Each line below should be retyped exactly, with no pictures.

(Data records)
_ _ _

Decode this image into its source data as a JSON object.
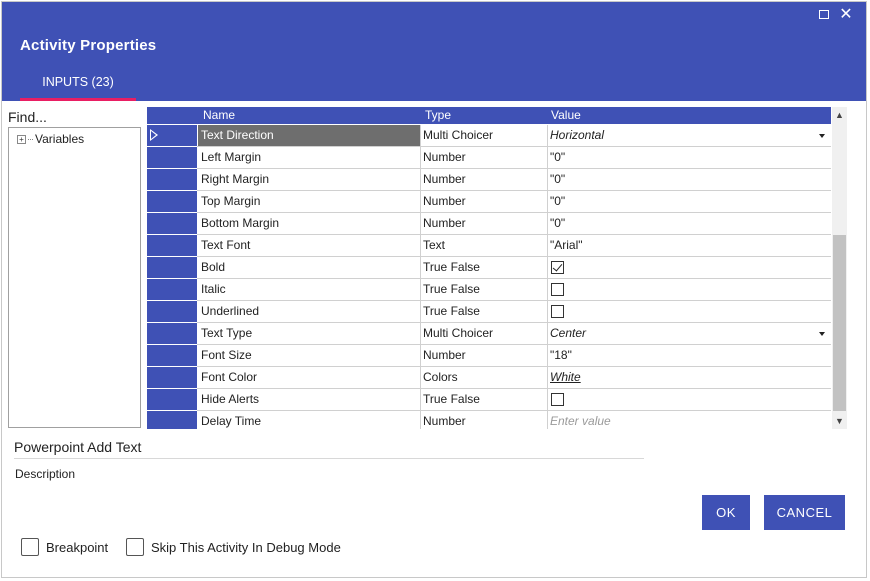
{
  "window": {
    "title": "Activity Properties",
    "maximize_icon": "maximize-icon",
    "close_icon": "close-icon",
    "close_glyph": "✕"
  },
  "tabs": [
    {
      "label": "INPUTS (23)",
      "active": true
    }
  ],
  "left_panel": {
    "find_label": "Find...",
    "tree": [
      {
        "label": "Variables",
        "expander": "+"
      }
    ]
  },
  "grid": {
    "headers": {
      "name": "Name",
      "type": "Type",
      "value": "Value"
    },
    "rows": [
      {
        "name": "Text Direction",
        "type": "Multi Choicer",
        "value": "Horizontal",
        "kind": "dropdown",
        "selected": true
      },
      {
        "name": "Left Margin",
        "type": "Number",
        "value": "\"0\"",
        "kind": "text"
      },
      {
        "name": "Right Margin",
        "type": "Number",
        "value": "\"0\"",
        "kind": "text"
      },
      {
        "name": "Top Margin",
        "type": "Number",
        "value": "\"0\"",
        "kind": "text"
      },
      {
        "name": "Bottom Margin",
        "type": "Number",
        "value": "\"0\"",
        "kind": "text"
      },
      {
        "name": "Text Font",
        "type": "Text",
        "value": "\"Arial\"",
        "kind": "text"
      },
      {
        "name": "Bold",
        "type": "True False",
        "checked": true,
        "kind": "checkbox"
      },
      {
        "name": "Italic",
        "type": "True False",
        "checked": false,
        "kind": "checkbox"
      },
      {
        "name": "Underlined",
        "type": "True False",
        "checked": false,
        "kind": "checkbox"
      },
      {
        "name": "Text Type",
        "type": "Multi Choicer",
        "value": "Center",
        "kind": "dropdown"
      },
      {
        "name": "Font Size",
        "type": "Number",
        "value": "\"18\"",
        "kind": "text"
      },
      {
        "name": "Font Color",
        "type": "Colors",
        "value": "White",
        "kind": "color"
      },
      {
        "name": "Hide Alerts",
        "type": "True False",
        "checked": false,
        "kind": "checkbox"
      },
      {
        "name": "Delay Time",
        "type": "Number",
        "placeholder": "Enter value",
        "kind": "placeholder"
      }
    ]
  },
  "activity": {
    "name": "Powerpoint Add Text",
    "description_label": "Description"
  },
  "buttons": {
    "ok": "OK",
    "cancel": "CANCEL"
  },
  "options": {
    "breakpoint": {
      "label": "Breakpoint",
      "checked": false
    },
    "skip_debug": {
      "label": "Skip This Activity In Debug Mode",
      "checked": false
    }
  },
  "colors": {
    "accent": "#3f51b5",
    "tab_underline": "#e91e63",
    "selected_cell": "#6e6e6e"
  }
}
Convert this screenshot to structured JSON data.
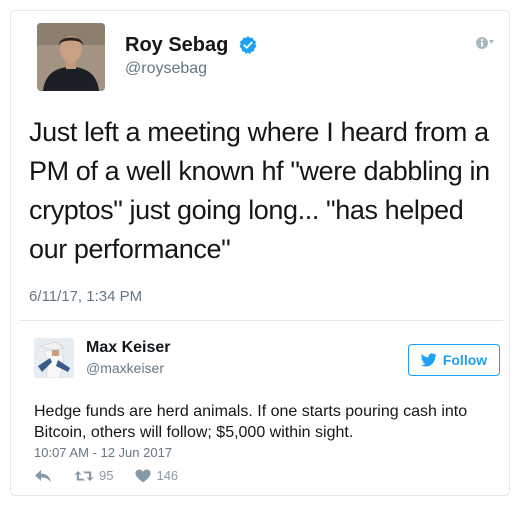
{
  "main_tweet": {
    "author_name": "Roy Sebag",
    "author_handle": "@roysebag",
    "text": "Just left a meeting where I heard from a PM of a well known hf \"were dabbling in cryptos\" just going long... \"has helped our performance\"",
    "timestamp": "6/11/17, 1:34 PM",
    "icons": {
      "verified": "verified-badge-icon",
      "info": "info-icon"
    }
  },
  "quoted_tweet": {
    "author_name": "Max Keiser",
    "author_handle": "@maxkeiser",
    "follow_label": "Follow",
    "text": "Hedge funds are herd animals. If one starts pouring cash into Bitcoin, others will follow; $5,000 within sight.",
    "timestamp": "10:07 AM - 12 Jun 2017",
    "retweets": "95",
    "likes": "146",
    "icons": {
      "follow": "twitter-bird-icon",
      "reply": "reply-icon",
      "retweet": "retweet-icon",
      "like": "heart-icon"
    }
  },
  "colors": {
    "accent": "#1da1f2",
    "text": "#14171a",
    "muted": "#657786",
    "border": "#e1e8ed"
  }
}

_ _ _

Task answer:
Decode this image into its source data as a JSON object.
{
  "window": {
    "title": "Activity Properties",
    "maximize_icon": "maximize-icon",
    "close_icon": "close-icon",
    "close_glyph": "✕"
  },
  "tabs": [
    {
      "label": "INPUTS (23)",
      "active": true
    }
  ],
  "left_panel": {
    "find_label": "Find...",
    "tree": [
      {
        "label": "Variables",
        "expander": "+"
      }
    ]
  },
  "grid": {
    "headers": {
      "name": "Name",
      "type": "Type",
      "value": "Value"
    },
    "rows": [
      {
        "name": "Text Direction",
        "type": "Multi Choicer",
        "value": "Horizontal",
        "kind": "dropdown",
        "selected": true
      },
      {
        "name": "Left Margin",
        "type": "Number",
        "value": "\"0\"",
        "kind": "text"
      },
      {
        "name": "Right Margin",
        "type": "Number",
        "value": "\"0\"",
        "kind": "text"
      },
      {
        "name": "Top Margin",
        "type": "Number",
        "value": "\"0\"",
        "kind": "text"
      },
      {
        "name": "Bottom Margin",
        "type": "Number",
        "value": "\"0\"",
        "kind": "text"
      },
      {
        "name": "Text Font",
        "type": "Text",
        "value": "\"Arial\"",
        "kind": "text"
      },
      {
        "name": "Bold",
        "type": "True False",
        "checked": true,
        "kind": "checkbox"
      },
      {
        "name": "Italic",
        "type": "True False",
        "checked": false,
        "kind": "checkbox"
      },
      {
        "name": "Underlined",
        "type": "True False",
        "checked": false,
        "kind": "checkbox"
      },
      {
        "name": "Text Type",
        "type": "Multi Choicer",
        "value": "Center",
        "kind": "dropdown"
      },
      {
        "name": "Font Size",
        "type": "Number",
        "value": "\"18\"",
        "kind": "text"
      },
      {
        "name": "Font Color",
        "type": "Colors",
        "value": "White",
        "kind": "color"
      },
      {
        "name": "Hide Alerts",
        "type": "True False",
        "checked": false,
        "kind": "checkbox"
      },
      {
        "name": "Delay Time",
        "type": "Number",
        "placeholder": "Enter value",
        "kind": "placeholder"
      }
    ]
  },
  "activity": {
    "name": "Powerpoint Add Text",
    "description_label": "Description"
  },
  "buttons": {
    "ok": "OK",
    "cancel": "CANCEL"
  },
  "options": {
    "breakpoint": {
      "label": "Breakpoint",
      "checked": false
    },
    "skip_debug": {
      "label": "Skip This Activity In Debug Mode",
      "checked": false
    }
  },
  "colors": {
    "accent": "#3f51b5",
    "tab_underline": "#e91e63",
    "selected_cell": "#6e6e6e"
  }
}
Convert this screenshot to structured JSON data.
{
  "main_tweet": {
    "author_name": "Roy Sebag",
    "author_handle": "@roysebag",
    "text": "Just left a meeting where I heard from a PM of a well known hf \"were dabbling in cryptos\" just going long... \"has helped our performance\"",
    "timestamp": "6/11/17, 1:34 PM",
    "icons": {
      "verified": "verified-badge-icon",
      "info": "info-icon"
    }
  },
  "quoted_tweet": {
    "author_name": "Max Keiser",
    "author_handle": "@maxkeiser",
    "follow_label": "Follow",
    "text": "Hedge funds are herd animals. If one starts pouring cash into Bitcoin, others will follow; $5,000 within sight.",
    "timestamp": "10:07 AM - 12 Jun 2017",
    "retweets": "95",
    "likes": "146",
    "icons": {
      "follow": "twitter-bird-icon",
      "reply": "reply-icon",
      "retweet": "retweet-icon",
      "like": "heart-icon"
    }
  },
  "colors": {
    "accent": "#1da1f2",
    "text": "#14171a",
    "muted": "#657786",
    "border": "#e1e8ed"
  }
}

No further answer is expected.